GOAL: Extract every line below that contains the word "percent".
####################
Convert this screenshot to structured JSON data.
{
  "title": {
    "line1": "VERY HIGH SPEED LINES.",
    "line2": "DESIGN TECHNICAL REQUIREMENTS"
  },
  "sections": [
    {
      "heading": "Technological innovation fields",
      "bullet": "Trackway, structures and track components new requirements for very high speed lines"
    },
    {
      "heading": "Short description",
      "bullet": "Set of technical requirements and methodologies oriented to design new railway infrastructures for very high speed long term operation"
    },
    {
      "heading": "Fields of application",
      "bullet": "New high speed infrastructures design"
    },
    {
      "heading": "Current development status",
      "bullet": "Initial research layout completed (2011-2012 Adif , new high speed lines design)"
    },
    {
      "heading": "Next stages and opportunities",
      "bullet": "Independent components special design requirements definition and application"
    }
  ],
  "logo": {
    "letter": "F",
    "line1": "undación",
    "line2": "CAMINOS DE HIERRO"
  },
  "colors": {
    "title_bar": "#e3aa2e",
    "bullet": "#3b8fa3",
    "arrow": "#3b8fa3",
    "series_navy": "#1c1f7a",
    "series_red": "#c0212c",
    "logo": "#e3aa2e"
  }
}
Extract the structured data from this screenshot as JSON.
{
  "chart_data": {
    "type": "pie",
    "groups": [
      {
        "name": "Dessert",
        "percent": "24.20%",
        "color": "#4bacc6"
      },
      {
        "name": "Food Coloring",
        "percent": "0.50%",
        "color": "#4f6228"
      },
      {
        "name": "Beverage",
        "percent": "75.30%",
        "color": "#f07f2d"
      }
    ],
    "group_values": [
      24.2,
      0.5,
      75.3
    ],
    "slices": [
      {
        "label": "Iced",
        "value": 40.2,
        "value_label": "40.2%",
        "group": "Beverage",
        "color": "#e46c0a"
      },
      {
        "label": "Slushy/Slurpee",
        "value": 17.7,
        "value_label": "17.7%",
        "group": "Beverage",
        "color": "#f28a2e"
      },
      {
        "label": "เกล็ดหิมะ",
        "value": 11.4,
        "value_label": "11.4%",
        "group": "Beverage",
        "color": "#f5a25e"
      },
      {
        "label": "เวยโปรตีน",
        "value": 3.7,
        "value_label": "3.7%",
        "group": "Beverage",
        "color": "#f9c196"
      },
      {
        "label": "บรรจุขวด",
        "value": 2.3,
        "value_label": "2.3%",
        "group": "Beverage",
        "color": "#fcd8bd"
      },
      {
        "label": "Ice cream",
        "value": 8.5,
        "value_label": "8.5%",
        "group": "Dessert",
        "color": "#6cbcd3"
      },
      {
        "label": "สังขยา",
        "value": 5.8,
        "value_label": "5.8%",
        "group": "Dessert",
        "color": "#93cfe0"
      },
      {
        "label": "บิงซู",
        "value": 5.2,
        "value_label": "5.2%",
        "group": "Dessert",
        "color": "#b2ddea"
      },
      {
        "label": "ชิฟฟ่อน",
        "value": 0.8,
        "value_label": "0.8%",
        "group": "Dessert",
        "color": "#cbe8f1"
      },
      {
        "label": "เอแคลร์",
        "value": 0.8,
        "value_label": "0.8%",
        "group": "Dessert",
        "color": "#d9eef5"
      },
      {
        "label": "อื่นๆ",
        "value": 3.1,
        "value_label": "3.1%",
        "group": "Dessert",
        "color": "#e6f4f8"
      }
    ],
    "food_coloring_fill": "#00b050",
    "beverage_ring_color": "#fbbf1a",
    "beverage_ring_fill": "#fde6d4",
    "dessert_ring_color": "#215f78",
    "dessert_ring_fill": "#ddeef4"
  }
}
####################
RESULT OF THIS EXERCISE:
        "percent": "24.20%",
        "percent": "0.50%",
        "percent": "75.30%",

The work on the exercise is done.